* **Problem requirements**
The records that follow should be retyped word for word.

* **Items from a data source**
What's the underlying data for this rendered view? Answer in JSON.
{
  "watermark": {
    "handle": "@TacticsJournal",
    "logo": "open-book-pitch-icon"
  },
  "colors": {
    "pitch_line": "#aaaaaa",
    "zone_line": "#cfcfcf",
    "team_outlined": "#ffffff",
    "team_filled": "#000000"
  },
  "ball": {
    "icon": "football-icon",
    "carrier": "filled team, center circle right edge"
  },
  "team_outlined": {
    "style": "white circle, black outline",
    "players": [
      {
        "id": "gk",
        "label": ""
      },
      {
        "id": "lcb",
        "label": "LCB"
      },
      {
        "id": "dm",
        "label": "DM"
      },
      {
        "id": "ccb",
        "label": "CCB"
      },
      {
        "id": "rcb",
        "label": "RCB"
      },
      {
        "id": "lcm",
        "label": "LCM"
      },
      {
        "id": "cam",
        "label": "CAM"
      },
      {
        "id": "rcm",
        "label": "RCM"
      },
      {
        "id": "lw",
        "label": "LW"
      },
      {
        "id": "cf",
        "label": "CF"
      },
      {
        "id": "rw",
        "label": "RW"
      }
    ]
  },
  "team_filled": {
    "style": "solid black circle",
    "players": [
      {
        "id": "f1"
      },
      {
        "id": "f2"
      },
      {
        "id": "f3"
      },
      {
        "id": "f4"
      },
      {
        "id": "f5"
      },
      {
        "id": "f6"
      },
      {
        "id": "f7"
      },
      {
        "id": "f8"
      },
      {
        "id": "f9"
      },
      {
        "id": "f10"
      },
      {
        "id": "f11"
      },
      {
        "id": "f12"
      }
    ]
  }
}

* **In response**
What's the underlying data for this rendered view? Answer in JSON.
{
  "watermark": {
    "handle": "@TacticsJournal",
    "logo": "open-book-pitch-icon"
  },
  "colors": {
    "pitch_line": "#aaaaaa",
    "zone_line": "#cfcfcf",
    "team_outlined": "#ffffff",
    "team_filled": "#000000"
  },
  "ball": {
    "icon": "football-icon",
    "carrier": "filled team, center circle right edge"
  },
  "team_outlined": {
    "style": "white circle, black outline",
    "players": [
      {
        "id": "gk",
        "label": ""
      },
      {
        "id": "lcb",
        "label": "LCB"
      },
      {
        "id": "dm",
        "label": "DM"
      },
      {
        "id": "ccb",
        "label": "CCB"
      },
      {
        "id": "rcb",
        "label": "RCB"
      },
      {
        "id": "lcm",
        "label": "LCM"
      },
      {
        "id": "cam",
        "label": "CAM"
      },
      {
        "id": "rcm",
        "label": "RCM"
      },
      {
        "id": "lw",
        "label": "LW"
      },
      {
        "id": "cf",
        "label": "CF"
      },
      {
        "id": "rw",
        "label": "RW"
      }
    ]
  },
  "team_filled": {
    "style": "solid black circle",
    "players": [
      {
        "id": "f1"
      },
      {
        "id": "f2"
      },
      {
        "id": "f3"
      },
      {
        "id": "f4"
      },
      {
        "id": "f5"
      },
      {
        "id": "f6"
      },
      {
        "id": "f7"
      },
      {
        "id": "f8"
      },
      {
        "id": "f9"
      },
      {
        "id": "f10"
      },
      {
        "id": "f11"
      },
      {
        "id": "f12"
      }
    ]
  }
}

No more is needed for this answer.